*PROVIDED MATERIAL*

● ● ●

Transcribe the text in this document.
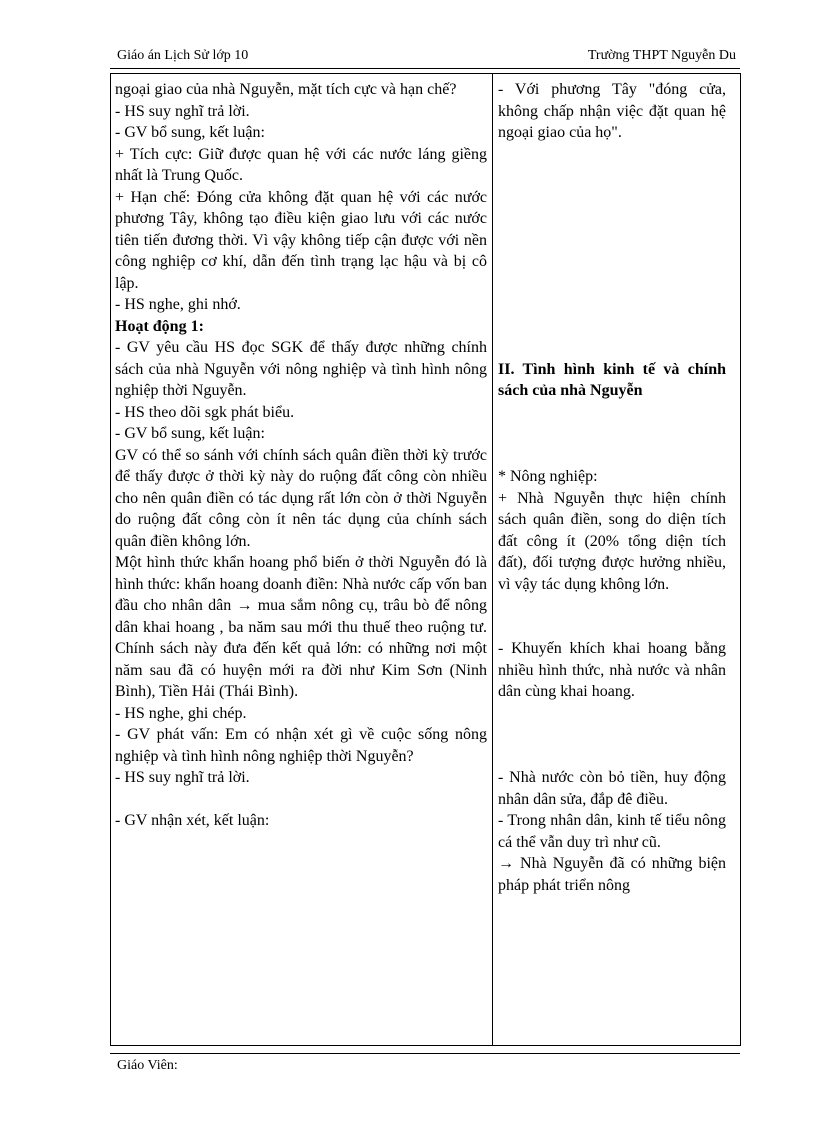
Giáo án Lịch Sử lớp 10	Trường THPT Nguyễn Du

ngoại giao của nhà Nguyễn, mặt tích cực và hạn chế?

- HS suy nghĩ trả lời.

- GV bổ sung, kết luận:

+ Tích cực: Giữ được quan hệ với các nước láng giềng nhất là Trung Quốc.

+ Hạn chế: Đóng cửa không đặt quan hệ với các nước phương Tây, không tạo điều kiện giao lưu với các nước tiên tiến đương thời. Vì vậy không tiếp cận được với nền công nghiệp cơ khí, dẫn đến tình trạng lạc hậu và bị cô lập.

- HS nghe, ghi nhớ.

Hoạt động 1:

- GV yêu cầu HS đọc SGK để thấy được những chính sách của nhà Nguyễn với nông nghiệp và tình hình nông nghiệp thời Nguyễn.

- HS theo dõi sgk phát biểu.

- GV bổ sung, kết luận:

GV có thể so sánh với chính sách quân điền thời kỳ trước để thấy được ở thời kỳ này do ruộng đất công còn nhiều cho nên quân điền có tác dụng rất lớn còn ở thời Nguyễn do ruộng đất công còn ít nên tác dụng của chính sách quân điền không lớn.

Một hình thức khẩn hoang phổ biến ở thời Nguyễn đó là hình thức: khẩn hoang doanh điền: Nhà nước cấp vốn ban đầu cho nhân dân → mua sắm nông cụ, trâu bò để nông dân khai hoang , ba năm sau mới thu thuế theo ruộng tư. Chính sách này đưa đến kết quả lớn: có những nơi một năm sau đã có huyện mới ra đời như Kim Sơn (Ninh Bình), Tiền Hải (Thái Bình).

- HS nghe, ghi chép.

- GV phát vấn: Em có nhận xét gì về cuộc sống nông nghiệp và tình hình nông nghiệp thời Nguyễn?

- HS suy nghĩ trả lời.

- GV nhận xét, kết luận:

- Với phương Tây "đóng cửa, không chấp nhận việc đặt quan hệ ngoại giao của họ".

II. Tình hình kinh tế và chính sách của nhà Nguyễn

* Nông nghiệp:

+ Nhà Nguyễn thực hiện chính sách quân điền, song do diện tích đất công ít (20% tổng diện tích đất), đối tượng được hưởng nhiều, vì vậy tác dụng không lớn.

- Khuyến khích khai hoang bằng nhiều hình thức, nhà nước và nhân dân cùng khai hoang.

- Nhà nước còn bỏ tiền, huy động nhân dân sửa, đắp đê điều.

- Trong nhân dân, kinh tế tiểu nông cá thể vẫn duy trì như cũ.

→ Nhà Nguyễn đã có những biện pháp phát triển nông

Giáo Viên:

● ● ●

*THE EXERCISE*
Every line of text is to be repeated exactly; pictures are left out.

*WRITTEN ANSWER*
Transcribe the text in this document.
Giáo án Lịch Sử lớp 10	Trường THPT Nguyễn Du

ngoại giao của nhà Nguyễn, mặt tích cực và hạn chế?

- HS suy nghĩ trả lời.

- GV bổ sung, kết luận:

+ Tích cực: Giữ được quan hệ với các nước láng giềng nhất là Trung Quốc.

+ Hạn chế: Đóng cửa không đặt quan hệ với các nước phương Tây, không tạo điều kiện giao lưu với các nước tiên tiến đương thời. Vì vậy không tiếp cận được với nền công nghiệp cơ khí, dẫn đến tình trạng lạc hậu và bị cô lập.

- HS nghe, ghi nhớ.

Hoạt động 1:

- GV yêu cầu HS đọc SGK để thấy được những chính sách của nhà Nguyễn với nông nghiệp và tình hình nông nghiệp thời Nguyễn.

- HS theo dõi sgk phát biểu.

- GV bổ sung, kết luận:

GV có thể so sánh với chính sách quân điền thời kỳ trước để thấy được ở thời kỳ này do ruộng đất công còn nhiều cho nên quân điền có tác dụng rất lớn còn ở thời Nguyễn do ruộng đất công còn ít nên tác dụng của chính sách quân điền không lớn.

Một hình thức khẩn hoang phổ biến ở thời Nguyễn đó là hình thức: khẩn hoang doanh điền: Nhà nước cấp vốn ban đầu cho nhân dân → mua sắm nông cụ, trâu bò để nông dân khai hoang , ba năm sau mới thu thuế theo ruộng tư. Chính sách này đưa đến kết quả lớn: có những nơi một năm sau đã có huyện mới ra đời như Kim Sơn (Ninh Bình), Tiền Hải (Thái Bình).

- HS nghe, ghi chép.

- GV phát vấn: Em có nhận xét gì về cuộc sống nông nghiệp và tình hình nông nghiệp thời Nguyễn?

- HS suy nghĩ trả lời.

- GV nhận xét, kết luận:

- Với phương Tây "đóng cửa, không chấp nhận việc đặt quan hệ ngoại giao của họ".

II. Tình hình kinh tế và chính sách của nhà Nguyễn

* Nông nghiệp:

+ Nhà Nguyễn thực hiện chính sách quân điền, song do diện tích đất công ít (20% tổng diện tích đất), đối tượng được hưởng nhiều, vì vậy tác dụng không lớn.

- Khuyến khích khai hoang bằng nhiều hình thức, nhà nước và nhân dân cùng khai hoang.

- Nhà nước còn bỏ tiền, huy động nhân dân sửa, đắp đê điều.

- Trong nhân dân, kinh tế tiểu nông cá thể vẫn duy trì như cũ.

→ Nhà Nguyễn đã có những biện pháp phát triển nông

Giáo Viên:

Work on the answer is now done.